Figure content listings:

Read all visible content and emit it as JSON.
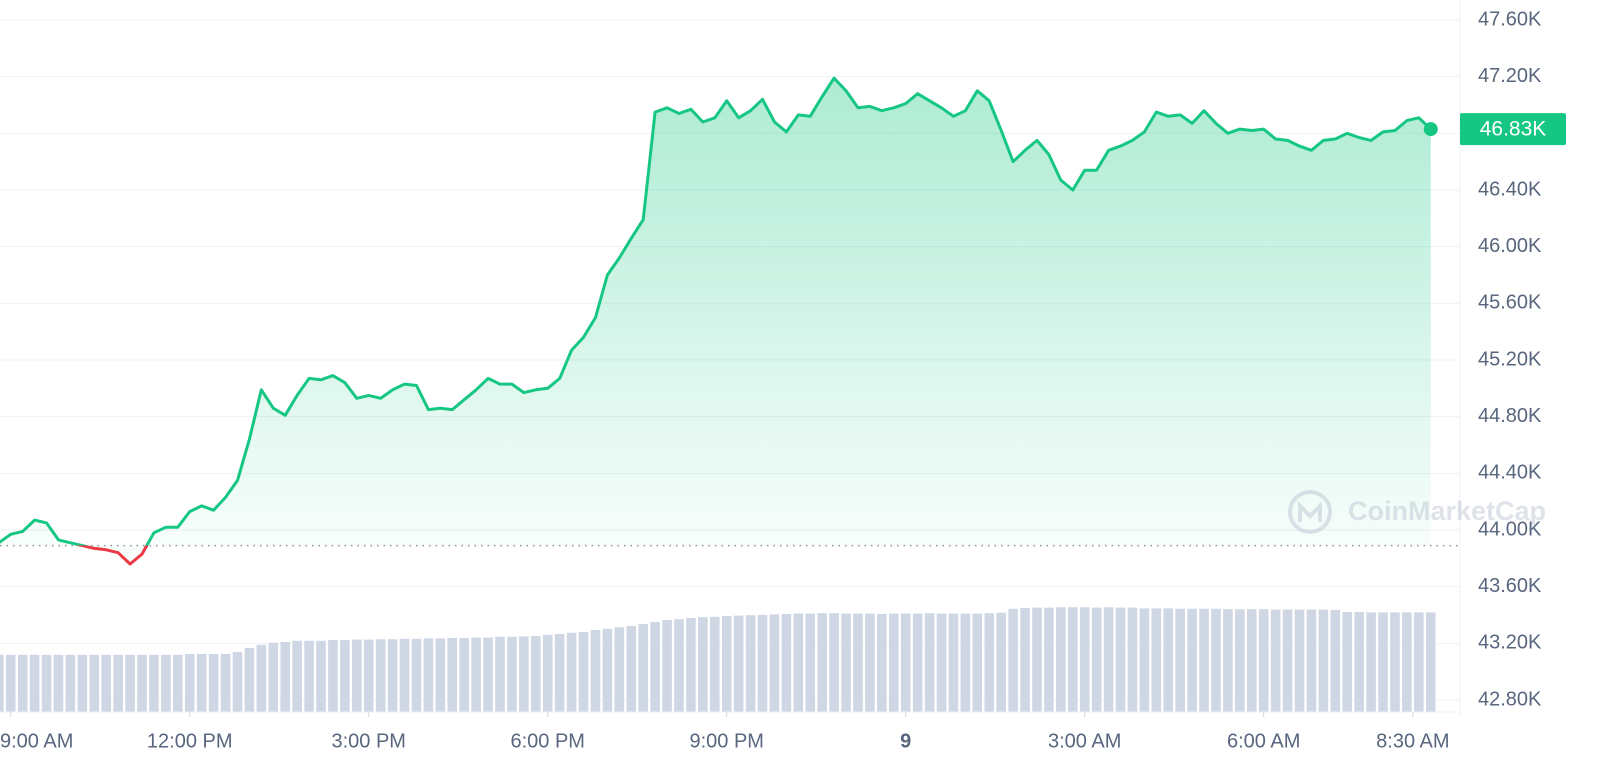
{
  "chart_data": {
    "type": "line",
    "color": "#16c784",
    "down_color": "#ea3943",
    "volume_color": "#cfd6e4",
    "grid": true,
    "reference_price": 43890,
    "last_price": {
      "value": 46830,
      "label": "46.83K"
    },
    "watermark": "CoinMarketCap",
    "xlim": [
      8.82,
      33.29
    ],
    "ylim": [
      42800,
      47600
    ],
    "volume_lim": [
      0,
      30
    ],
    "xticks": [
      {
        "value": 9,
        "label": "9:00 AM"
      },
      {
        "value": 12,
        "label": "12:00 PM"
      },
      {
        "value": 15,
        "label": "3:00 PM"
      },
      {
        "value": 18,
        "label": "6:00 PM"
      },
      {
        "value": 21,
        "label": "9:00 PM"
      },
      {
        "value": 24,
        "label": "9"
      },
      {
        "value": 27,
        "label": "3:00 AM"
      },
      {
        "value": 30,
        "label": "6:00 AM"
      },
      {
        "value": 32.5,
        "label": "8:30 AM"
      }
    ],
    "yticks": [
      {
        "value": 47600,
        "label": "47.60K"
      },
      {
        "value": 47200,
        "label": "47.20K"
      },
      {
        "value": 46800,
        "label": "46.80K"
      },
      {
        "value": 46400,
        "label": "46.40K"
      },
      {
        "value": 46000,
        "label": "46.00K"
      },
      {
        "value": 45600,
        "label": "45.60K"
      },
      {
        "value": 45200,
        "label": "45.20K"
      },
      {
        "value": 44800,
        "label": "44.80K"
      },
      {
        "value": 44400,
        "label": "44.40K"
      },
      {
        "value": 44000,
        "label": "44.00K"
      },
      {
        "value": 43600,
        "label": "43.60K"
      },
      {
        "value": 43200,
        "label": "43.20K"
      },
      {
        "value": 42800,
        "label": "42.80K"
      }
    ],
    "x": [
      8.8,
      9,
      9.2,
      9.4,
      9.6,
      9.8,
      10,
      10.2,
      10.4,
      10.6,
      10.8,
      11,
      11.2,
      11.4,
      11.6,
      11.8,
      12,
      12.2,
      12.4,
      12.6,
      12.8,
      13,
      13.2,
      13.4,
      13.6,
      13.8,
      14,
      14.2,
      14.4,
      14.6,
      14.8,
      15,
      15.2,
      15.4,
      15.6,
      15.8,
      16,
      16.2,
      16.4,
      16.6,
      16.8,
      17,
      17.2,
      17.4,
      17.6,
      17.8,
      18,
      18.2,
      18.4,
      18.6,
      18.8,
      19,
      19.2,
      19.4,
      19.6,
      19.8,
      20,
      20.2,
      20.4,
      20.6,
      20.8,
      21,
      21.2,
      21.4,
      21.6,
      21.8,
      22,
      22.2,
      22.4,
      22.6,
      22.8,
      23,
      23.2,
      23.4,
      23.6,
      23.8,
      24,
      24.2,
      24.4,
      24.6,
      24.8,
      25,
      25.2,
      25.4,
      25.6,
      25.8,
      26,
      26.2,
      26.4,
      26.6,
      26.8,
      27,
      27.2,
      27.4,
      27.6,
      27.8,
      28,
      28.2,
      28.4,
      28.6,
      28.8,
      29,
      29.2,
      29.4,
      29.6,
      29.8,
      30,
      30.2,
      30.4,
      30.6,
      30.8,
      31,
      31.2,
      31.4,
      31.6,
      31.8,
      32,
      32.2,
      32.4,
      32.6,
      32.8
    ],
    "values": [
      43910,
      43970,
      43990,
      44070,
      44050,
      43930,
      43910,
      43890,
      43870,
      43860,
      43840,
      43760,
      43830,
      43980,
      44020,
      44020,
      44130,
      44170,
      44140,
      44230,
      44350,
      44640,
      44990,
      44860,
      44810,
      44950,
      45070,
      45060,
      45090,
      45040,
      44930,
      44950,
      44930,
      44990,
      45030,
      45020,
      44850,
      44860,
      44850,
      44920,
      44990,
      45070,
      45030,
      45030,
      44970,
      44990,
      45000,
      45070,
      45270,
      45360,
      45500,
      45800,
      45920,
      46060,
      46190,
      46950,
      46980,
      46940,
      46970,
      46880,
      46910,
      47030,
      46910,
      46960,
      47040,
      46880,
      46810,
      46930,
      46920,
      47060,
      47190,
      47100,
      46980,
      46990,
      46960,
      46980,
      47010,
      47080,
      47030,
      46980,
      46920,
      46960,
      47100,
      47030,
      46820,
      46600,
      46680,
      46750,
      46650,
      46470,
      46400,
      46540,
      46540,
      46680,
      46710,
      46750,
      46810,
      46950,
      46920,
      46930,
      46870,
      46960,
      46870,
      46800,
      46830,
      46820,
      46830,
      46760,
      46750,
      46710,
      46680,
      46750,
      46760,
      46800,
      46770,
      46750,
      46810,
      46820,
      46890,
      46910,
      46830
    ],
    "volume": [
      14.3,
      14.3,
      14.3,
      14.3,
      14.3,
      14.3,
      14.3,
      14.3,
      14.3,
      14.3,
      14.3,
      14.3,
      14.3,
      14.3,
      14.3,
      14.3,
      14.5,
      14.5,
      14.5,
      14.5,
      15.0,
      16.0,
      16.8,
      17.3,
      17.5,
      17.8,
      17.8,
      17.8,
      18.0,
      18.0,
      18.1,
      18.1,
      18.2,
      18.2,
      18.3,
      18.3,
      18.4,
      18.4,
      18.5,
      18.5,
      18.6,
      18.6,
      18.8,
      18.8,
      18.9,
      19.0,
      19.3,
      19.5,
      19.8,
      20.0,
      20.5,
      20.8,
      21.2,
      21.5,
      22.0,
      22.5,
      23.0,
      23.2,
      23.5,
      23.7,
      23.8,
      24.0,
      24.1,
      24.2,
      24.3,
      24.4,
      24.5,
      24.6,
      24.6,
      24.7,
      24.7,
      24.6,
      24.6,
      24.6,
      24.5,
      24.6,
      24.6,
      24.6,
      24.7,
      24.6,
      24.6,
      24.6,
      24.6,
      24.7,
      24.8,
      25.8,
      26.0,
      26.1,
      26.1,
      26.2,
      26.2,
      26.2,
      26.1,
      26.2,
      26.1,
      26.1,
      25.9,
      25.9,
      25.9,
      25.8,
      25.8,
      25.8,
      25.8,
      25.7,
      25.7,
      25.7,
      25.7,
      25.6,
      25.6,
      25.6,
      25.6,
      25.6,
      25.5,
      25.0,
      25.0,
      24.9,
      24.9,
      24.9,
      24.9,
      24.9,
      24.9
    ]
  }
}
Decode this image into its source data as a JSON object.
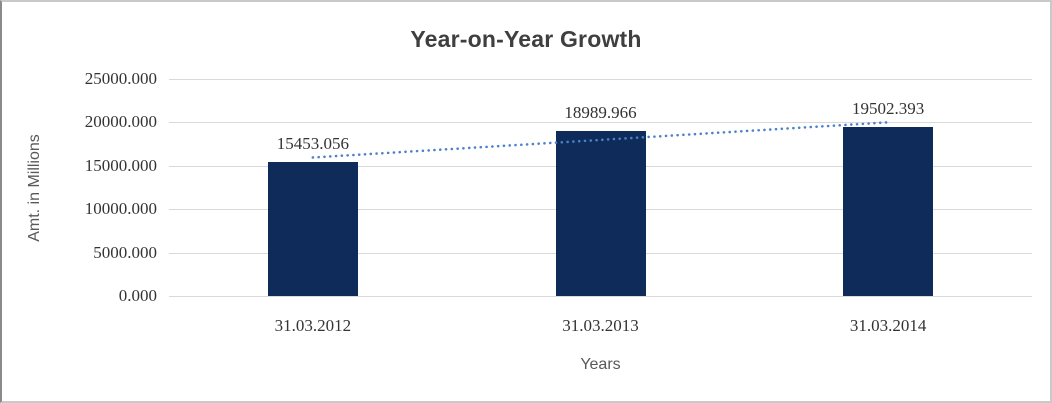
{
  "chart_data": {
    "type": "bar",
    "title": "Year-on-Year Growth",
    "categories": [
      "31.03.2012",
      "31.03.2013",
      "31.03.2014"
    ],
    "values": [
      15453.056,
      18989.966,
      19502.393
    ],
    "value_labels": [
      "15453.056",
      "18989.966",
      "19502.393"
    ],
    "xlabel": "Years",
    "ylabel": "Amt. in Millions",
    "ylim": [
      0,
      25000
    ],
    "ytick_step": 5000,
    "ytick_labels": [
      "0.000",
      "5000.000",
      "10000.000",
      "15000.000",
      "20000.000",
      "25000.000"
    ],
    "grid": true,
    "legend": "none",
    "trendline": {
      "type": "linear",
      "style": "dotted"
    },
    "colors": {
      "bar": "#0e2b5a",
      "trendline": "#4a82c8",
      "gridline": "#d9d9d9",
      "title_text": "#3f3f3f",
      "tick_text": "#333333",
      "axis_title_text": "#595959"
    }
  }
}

*Written request*
All of the lines above should be retyped precisely, apart from the pictures.

*Written solution*
Read all visible content and emit it as JSON.
{
  "chart_data": {
    "type": "line",
    "color": "#16c784",
    "down_color": "#ea3943",
    "volume_color": "#cfd6e4",
    "grid": true,
    "reference_price": 43890,
    "last_price": {
      "value": 46830,
      "label": "46.83K"
    },
    "watermark": "CoinMarketCap",
    "xlim": [
      8.82,
      33.29
    ],
    "ylim": [
      42800,
      47600
    ],
    "volume_lim": [
      0,
      30
    ],
    "xticks": [
      {
        "value": 9,
        "label": "9:00 AM"
      },
      {
        "value": 12,
        "label": "12:00 PM"
      },
      {
        "value": 15,
        "label": "3:00 PM"
      },
      {
        "value": 18,
        "label": "6:00 PM"
      },
      {
        "value": 21,
        "label": "9:00 PM"
      },
      {
        "value": 24,
        "label": "9"
      },
      {
        "value": 27,
        "label": "3:00 AM"
      },
      {
        "value": 30,
        "label": "6:00 AM"
      },
      {
        "value": 32.5,
        "label": "8:30 AM"
      }
    ],
    "yticks": [
      {
        "value": 47600,
        "label": "47.60K"
      },
      {
        "value": 47200,
        "label": "47.20K"
      },
      {
        "value": 46800,
        "label": "46.80K"
      },
      {
        "value": 46400,
        "label": "46.40K"
      },
      {
        "value": 46000,
        "label": "46.00K"
      },
      {
        "value": 45600,
        "label": "45.60K"
      },
      {
        "value": 45200,
        "label": "45.20K"
      },
      {
        "value": 44800,
        "label": "44.80K"
      },
      {
        "value": 44400,
        "label": "44.40K"
      },
      {
        "value": 44000,
        "label": "44.00K"
      },
      {
        "value": 43600,
        "label": "43.60K"
      },
      {
        "value": 43200,
        "label": "43.20K"
      },
      {
        "value": 42800,
        "label": "42.80K"
      }
    ],
    "x": [
      8.8,
      9,
      9.2,
      9.4,
      9.6,
      9.8,
      10,
      10.2,
      10.4,
      10.6,
      10.8,
      11,
      11.2,
      11.4,
      11.6,
      11.8,
      12,
      12.2,
      12.4,
      12.6,
      12.8,
      13,
      13.2,
      13.4,
      13.6,
      13.8,
      14,
      14.2,
      14.4,
      14.6,
      14.8,
      15,
      15.2,
      15.4,
      15.6,
      15.8,
      16,
      16.2,
      16.4,
      16.6,
      16.8,
      17,
      17.2,
      17.4,
      17.6,
      17.8,
      18,
      18.2,
      18.4,
      18.6,
      18.8,
      19,
      19.2,
      19.4,
      19.6,
      19.8,
      20,
      20.2,
      20.4,
      20.6,
      20.8,
      21,
      21.2,
      21.4,
      21.6,
      21.8,
      22,
      22.2,
      22.4,
      22.6,
      22.8,
      23,
      23.2,
      23.4,
      23.6,
      23.8,
      24,
      24.2,
      24.4,
      24.6,
      24.8,
      25,
      25.2,
      25.4,
      25.6,
      25.8,
      26,
      26.2,
      26.4,
      26.6,
      26.8,
      27,
      27.2,
      27.4,
      27.6,
      27.8,
      28,
      28.2,
      28.4,
      28.6,
      28.8,
      29,
      29.2,
      29.4,
      29.6,
      29.8,
      30,
      30.2,
      30.4,
      30.6,
      30.8,
      31,
      31.2,
      31.4,
      31.6,
      31.8,
      32,
      32.2,
      32.4,
      32.6,
      32.8
    ],
    "values": [
      43910,
      43970,
      43990,
      44070,
      44050,
      43930,
      43910,
      43890,
      43870,
      43860,
      43840,
      43760,
      43830,
      43980,
      44020,
      44020,
      44130,
      44170,
      44140,
      44230,
      44350,
      44640,
      44990,
      44860,
      44810,
      44950,
      45070,
      45060,
      45090,
      45040,
      44930,
      44950,
      44930,
      44990,
      45030,
      45020,
      44850,
      44860,
      44850,
      44920,
      44990,
      45070,
      45030,
      45030,
      44970,
      44990,
      45000,
      45070,
      45270,
      45360,
      45500,
      45800,
      45920,
      46060,
      46190,
      46950,
      46980,
      46940,
      46970,
      46880,
      46910,
      47030,
      46910,
      46960,
      47040,
      46880,
      46810,
      46930,
      46920,
      47060,
      47190,
      47100,
      46980,
      46990,
      46960,
      46980,
      47010,
      47080,
      47030,
      46980,
      46920,
      46960,
      47100,
      47030,
      46820,
      46600,
      46680,
      46750,
      46650,
      46470,
      46400,
      46540,
      46540,
      46680,
      46710,
      46750,
      46810,
      46950,
      46920,
      46930,
      46870,
      46960,
      46870,
      46800,
      46830,
      46820,
      46830,
      46760,
      46750,
      46710,
      46680,
      46750,
      46760,
      46800,
      46770,
      46750,
      46810,
      46820,
      46890,
      46910,
      46830
    ],
    "volume": [
      14.3,
      14.3,
      14.3,
      14.3,
      14.3,
      14.3,
      14.3,
      14.3,
      14.3,
      14.3,
      14.3,
      14.3,
      14.3,
      14.3,
      14.3,
      14.3,
      14.5,
      14.5,
      14.5,
      14.5,
      15.0,
      16.0,
      16.8,
      17.3,
      17.5,
      17.8,
      17.8,
      17.8,
      18.0,
      18.0,
      18.1,
      18.1,
      18.2,
      18.2,
      18.3,
      18.3,
      18.4,
      18.4,
      18.5,
      18.5,
      18.6,
      18.6,
      18.8,
      18.8,
      18.9,
      19.0,
      19.3,
      19.5,
      19.8,
      20.0,
      20.5,
      20.8,
      21.2,
      21.5,
      22.0,
      22.5,
      23.0,
      23.2,
      23.5,
      23.7,
      23.8,
      24.0,
      24.1,
      24.2,
      24.3,
      24.4,
      24.5,
      24.6,
      24.6,
      24.7,
      24.7,
      24.6,
      24.6,
      24.6,
      24.5,
      24.6,
      24.6,
      24.6,
      24.7,
      24.6,
      24.6,
      24.6,
      24.6,
      24.7,
      24.8,
      25.8,
      26.0,
      26.1,
      26.1,
      26.2,
      26.2,
      26.2,
      26.1,
      26.2,
      26.1,
      26.1,
      25.9,
      25.9,
      25.9,
      25.8,
      25.8,
      25.8,
      25.8,
      25.7,
      25.7,
      25.7,
      25.7,
      25.6,
      25.6,
      25.6,
      25.6,
      25.6,
      25.5,
      25.0,
      25.0,
      24.9,
      24.9,
      24.9,
      24.9,
      24.9,
      24.9
    ]
  }
}
Decode this image into its source data as a JSON object.
{
  "chart_data": {
    "type": "bar",
    "title": "Year-on-Year Growth",
    "categories": [
      "31.03.2012",
      "31.03.2013",
      "31.03.2014"
    ],
    "values": [
      15453.056,
      18989.966,
      19502.393
    ],
    "value_labels": [
      "15453.056",
      "18989.966",
      "19502.393"
    ],
    "xlabel": "Years",
    "ylabel": "Amt. in Millions",
    "ylim": [
      0,
      25000
    ],
    "ytick_step": 5000,
    "ytick_labels": [
      "0.000",
      "5000.000",
      "10000.000",
      "15000.000",
      "20000.000",
      "25000.000"
    ],
    "grid": true,
    "legend": "none",
    "trendline": {
      "type": "linear",
      "style": "dotted"
    },
    "colors": {
      "bar": "#0e2b5a",
      "trendline": "#4a82c8",
      "gridline": "#d9d9d9",
      "title_text": "#3f3f3f",
      "tick_text": "#333333",
      "axis_title_text": "#595959"
    }
  }
}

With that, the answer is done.